[Your goal]
Count the lines below that contain the word "Immobilienzentren", and reply with only that number.

[Data section]

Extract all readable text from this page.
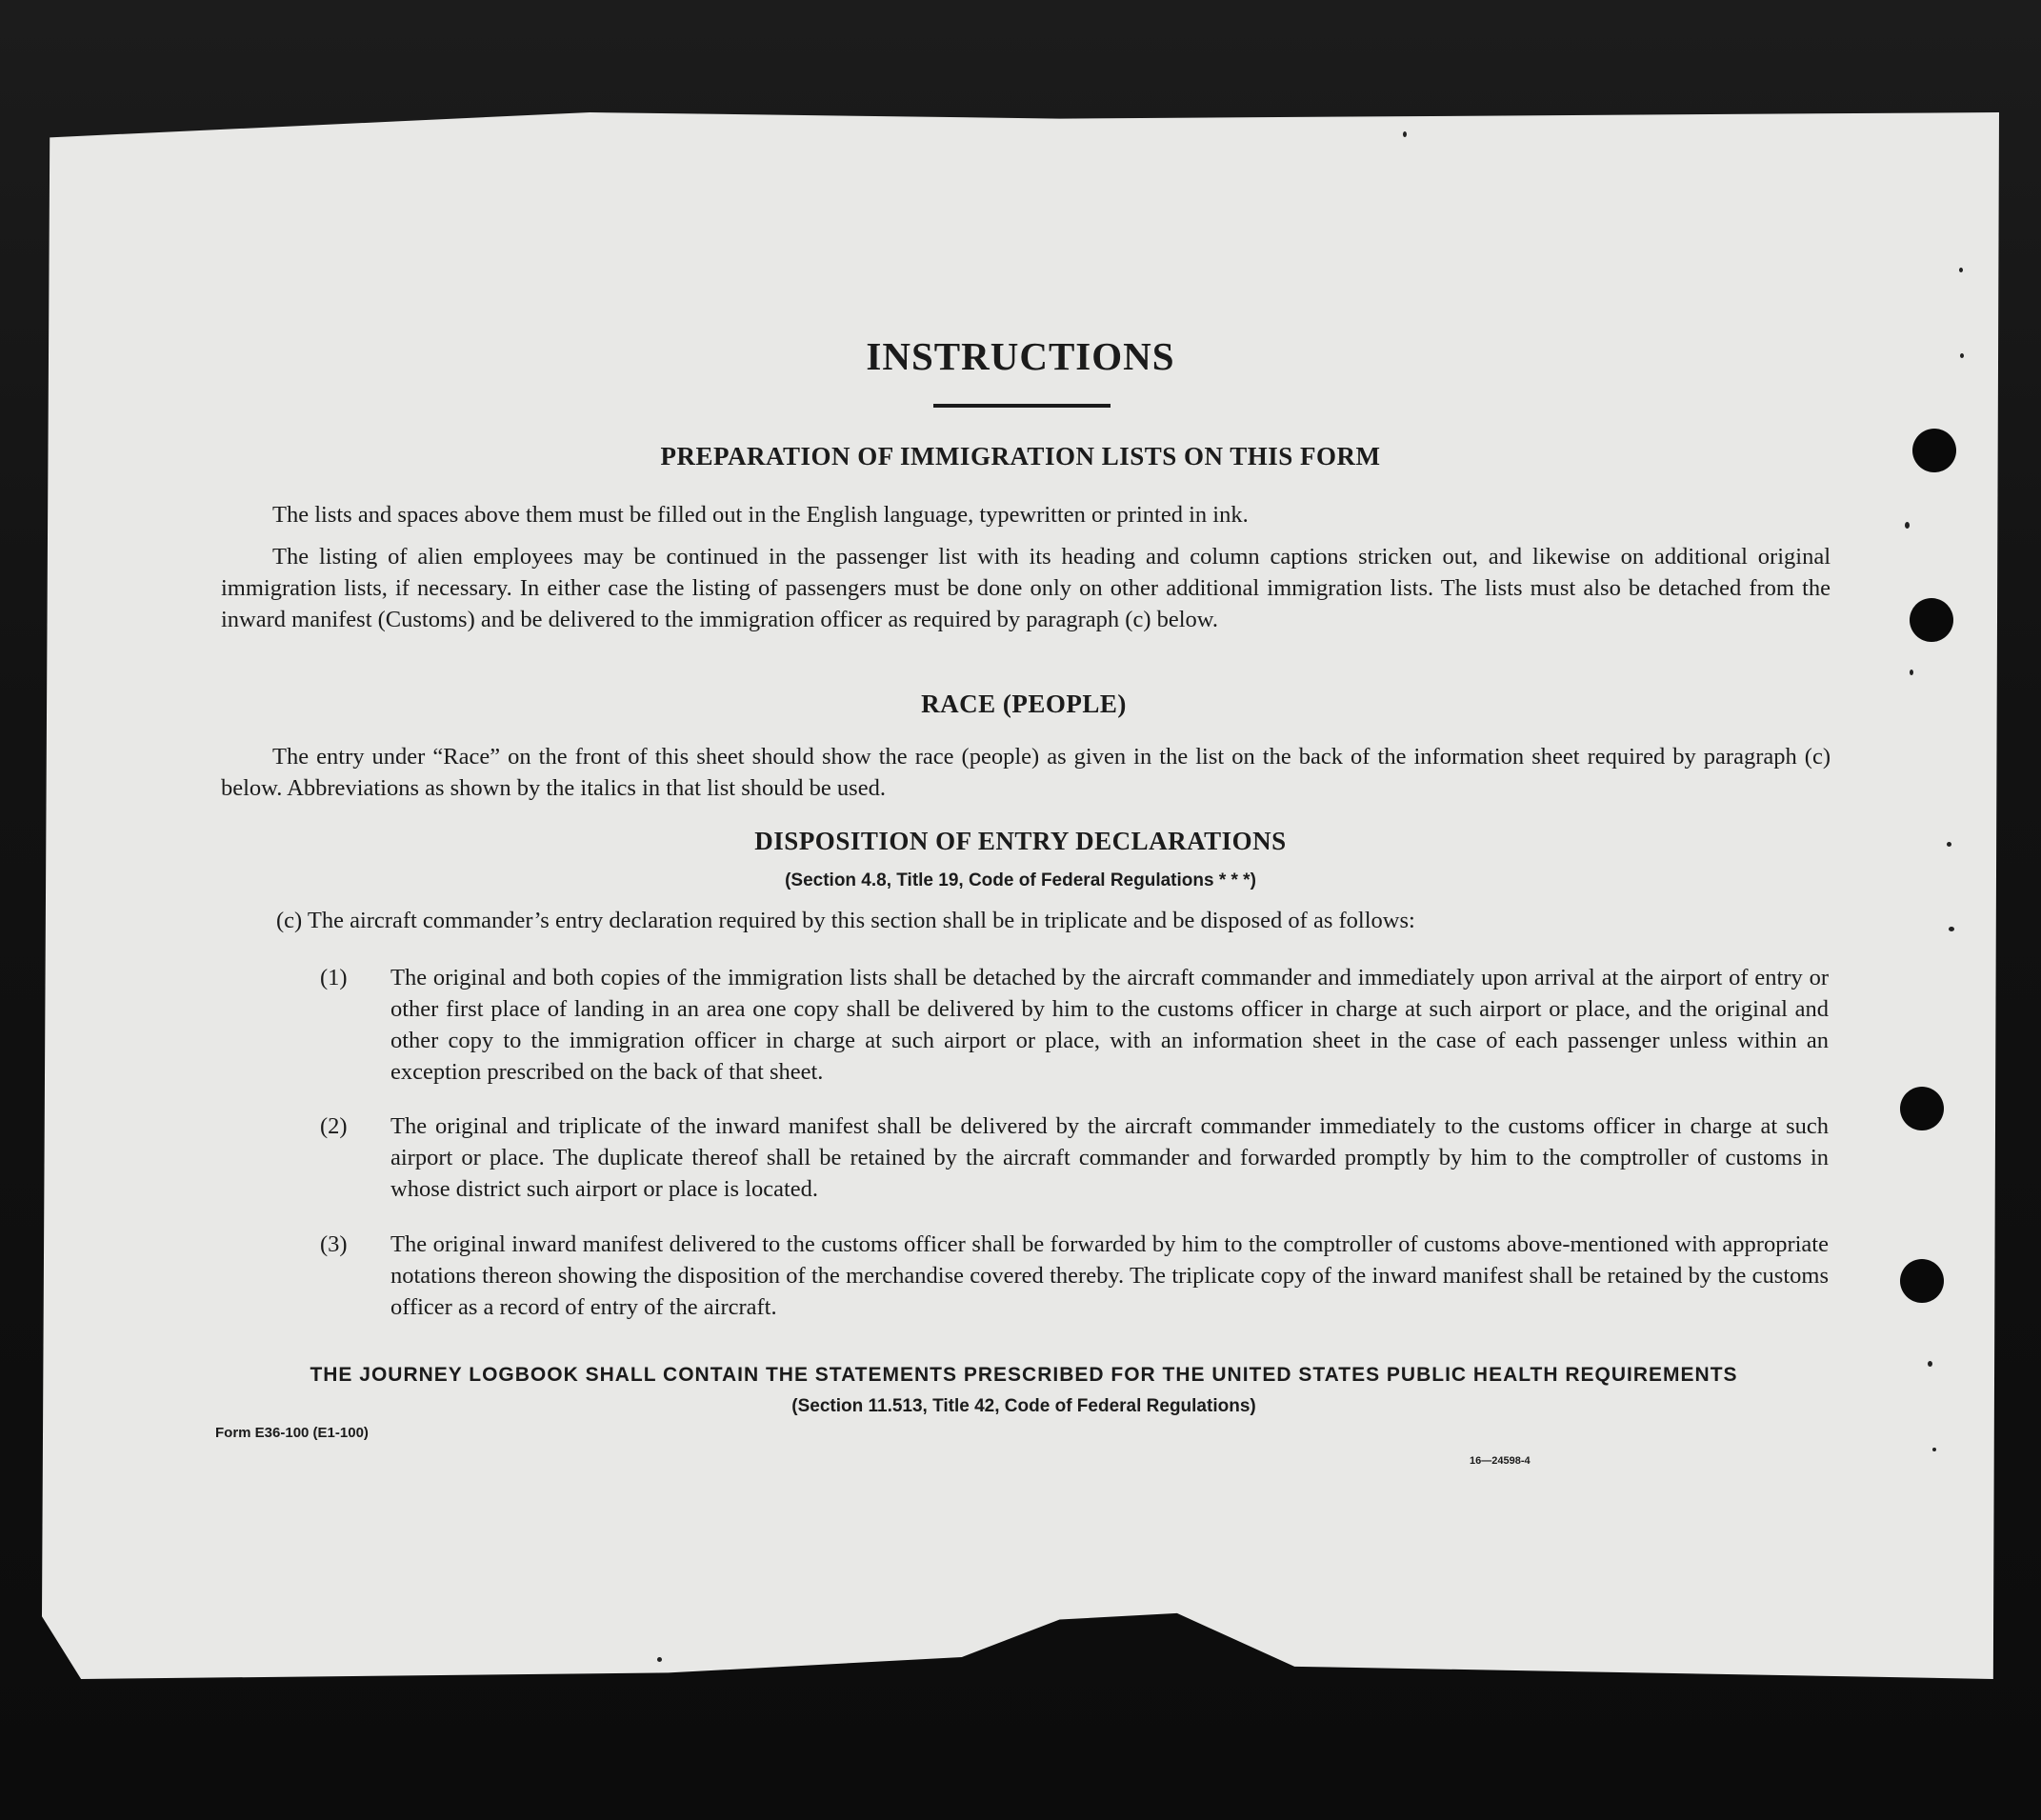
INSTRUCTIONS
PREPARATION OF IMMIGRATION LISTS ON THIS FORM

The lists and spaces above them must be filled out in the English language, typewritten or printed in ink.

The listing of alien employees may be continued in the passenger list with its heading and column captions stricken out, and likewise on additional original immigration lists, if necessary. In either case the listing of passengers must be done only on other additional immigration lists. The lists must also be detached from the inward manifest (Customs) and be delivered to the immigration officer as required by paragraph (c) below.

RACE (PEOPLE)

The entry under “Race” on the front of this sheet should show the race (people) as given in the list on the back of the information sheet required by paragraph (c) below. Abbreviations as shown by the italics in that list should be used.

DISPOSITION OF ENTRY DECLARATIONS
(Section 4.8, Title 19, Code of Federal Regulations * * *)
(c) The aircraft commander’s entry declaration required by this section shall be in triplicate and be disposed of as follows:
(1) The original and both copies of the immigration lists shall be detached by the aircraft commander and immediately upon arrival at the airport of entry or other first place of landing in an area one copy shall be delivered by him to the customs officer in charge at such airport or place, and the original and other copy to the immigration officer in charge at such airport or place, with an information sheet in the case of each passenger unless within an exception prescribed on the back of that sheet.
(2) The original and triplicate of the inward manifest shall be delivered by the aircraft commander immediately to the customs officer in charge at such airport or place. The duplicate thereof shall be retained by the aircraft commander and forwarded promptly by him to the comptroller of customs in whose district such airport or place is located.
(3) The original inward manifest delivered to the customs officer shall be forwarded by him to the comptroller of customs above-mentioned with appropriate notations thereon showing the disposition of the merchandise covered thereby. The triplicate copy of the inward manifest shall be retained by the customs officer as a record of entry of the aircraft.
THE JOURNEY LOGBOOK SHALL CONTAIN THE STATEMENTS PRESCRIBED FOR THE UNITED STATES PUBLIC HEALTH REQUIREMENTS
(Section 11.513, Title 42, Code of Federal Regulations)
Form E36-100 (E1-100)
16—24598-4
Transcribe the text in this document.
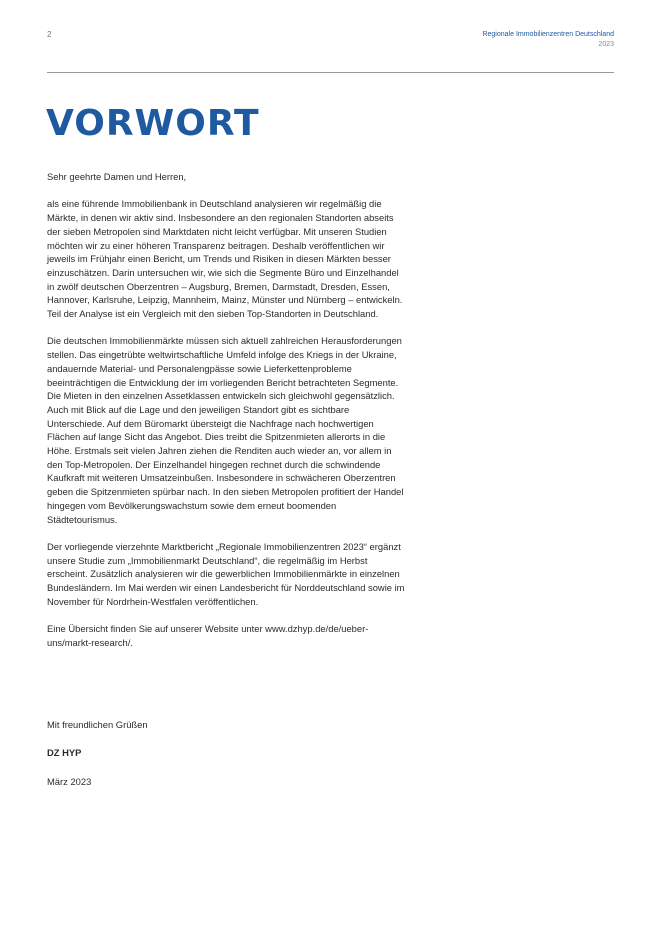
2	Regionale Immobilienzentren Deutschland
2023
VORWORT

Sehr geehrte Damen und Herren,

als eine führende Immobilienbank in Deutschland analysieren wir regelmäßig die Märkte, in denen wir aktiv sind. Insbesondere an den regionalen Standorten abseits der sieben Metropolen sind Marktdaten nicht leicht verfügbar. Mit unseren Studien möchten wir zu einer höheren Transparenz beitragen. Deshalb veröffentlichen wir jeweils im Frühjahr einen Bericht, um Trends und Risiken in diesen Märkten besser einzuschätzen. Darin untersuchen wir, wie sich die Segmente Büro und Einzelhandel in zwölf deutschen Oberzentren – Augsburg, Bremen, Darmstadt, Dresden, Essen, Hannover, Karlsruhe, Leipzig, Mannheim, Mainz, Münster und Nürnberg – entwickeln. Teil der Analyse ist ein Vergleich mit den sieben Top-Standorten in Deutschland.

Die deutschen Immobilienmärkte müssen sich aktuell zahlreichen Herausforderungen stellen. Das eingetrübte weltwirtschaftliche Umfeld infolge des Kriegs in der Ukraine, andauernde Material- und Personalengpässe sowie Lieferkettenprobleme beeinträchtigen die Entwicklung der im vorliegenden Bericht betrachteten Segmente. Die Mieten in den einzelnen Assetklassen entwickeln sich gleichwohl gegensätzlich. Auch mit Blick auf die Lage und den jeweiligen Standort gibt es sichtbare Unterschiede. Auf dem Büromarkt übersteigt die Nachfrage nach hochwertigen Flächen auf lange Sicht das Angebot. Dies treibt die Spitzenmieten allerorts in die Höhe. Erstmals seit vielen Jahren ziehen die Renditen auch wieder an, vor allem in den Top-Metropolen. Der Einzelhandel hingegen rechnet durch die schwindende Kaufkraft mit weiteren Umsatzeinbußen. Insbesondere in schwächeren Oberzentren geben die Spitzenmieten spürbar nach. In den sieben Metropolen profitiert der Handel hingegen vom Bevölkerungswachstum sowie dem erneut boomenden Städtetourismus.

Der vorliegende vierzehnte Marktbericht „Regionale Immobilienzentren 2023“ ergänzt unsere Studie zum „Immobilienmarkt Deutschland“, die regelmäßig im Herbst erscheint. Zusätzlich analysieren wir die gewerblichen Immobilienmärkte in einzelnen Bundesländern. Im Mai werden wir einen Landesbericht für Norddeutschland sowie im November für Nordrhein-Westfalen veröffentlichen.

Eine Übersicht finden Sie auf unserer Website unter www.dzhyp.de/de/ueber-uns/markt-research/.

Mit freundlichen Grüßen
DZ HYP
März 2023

[Exercise result]
2